[YOUR TASK]
Return the whole listing exactly as it stands.

(Records from a data source)
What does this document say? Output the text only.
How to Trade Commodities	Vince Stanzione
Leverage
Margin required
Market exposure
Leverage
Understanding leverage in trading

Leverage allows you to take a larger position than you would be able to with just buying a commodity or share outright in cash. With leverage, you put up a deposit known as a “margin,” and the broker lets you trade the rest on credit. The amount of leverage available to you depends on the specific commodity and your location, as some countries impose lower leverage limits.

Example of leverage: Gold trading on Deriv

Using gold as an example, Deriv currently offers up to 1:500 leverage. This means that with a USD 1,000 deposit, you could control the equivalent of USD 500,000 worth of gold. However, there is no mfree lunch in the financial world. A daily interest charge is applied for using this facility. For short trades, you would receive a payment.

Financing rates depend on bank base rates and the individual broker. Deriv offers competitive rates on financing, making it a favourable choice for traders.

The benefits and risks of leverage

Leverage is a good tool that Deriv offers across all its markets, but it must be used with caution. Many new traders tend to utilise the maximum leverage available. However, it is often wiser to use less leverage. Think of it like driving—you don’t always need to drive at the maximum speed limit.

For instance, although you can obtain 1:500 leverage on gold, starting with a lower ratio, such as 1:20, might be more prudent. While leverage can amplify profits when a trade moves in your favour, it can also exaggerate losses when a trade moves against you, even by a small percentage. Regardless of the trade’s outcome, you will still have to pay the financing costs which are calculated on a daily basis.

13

[RESULT FOR THIS TASK]
What does this document say? Output the text only.
How to Trade Commodities	Vince Stanzione
Leverage
Margin required
Market exposure
Leverage
Understanding leverage in trading

Leverage allows you to take a larger position than you would be able to with just buying a commodity or share outright in cash. With leverage, you put up a deposit known as a “margin,” and the broker lets you trade the rest on credit. The amount of leverage available to you depends on the specific commodity and your location, as some countries impose lower leverage limits.

Example of leverage: Gold trading on Deriv

Using gold as an example, Deriv currently offers up to 1:500 leverage. This means that with a USD 1,000 deposit, you could control the equivalent of USD 500,000 worth of gold. However, there is no mfree lunch in the financial world. A daily interest charge is applied for using this facility. For short trades, you would receive a payment.

Financing rates depend on bank base rates and the individual broker. Deriv offers competitive rates on financing, making it a favourable choice for traders.

The benefits and risks of leverage

Leverage is a good tool that Deriv offers across all its markets, but it must be used with caution. Many new traders tend to utilise the maximum leverage available. However, it is often wiser to use less leverage. Think of it like driving—you don’t always need to drive at the maximum speed limit.

For instance, although you can obtain 1:500 leverage on gold, starting with a lower ratio, such as 1:20, might be more prudent. While leverage can amplify profits when a trade moves in your favour, it can also exaggerate losses when a trade moves against you, even by a small percentage. Regardless of the trade’s outcome, you will still have to pay the financing costs which are calculated on a daily basis.

13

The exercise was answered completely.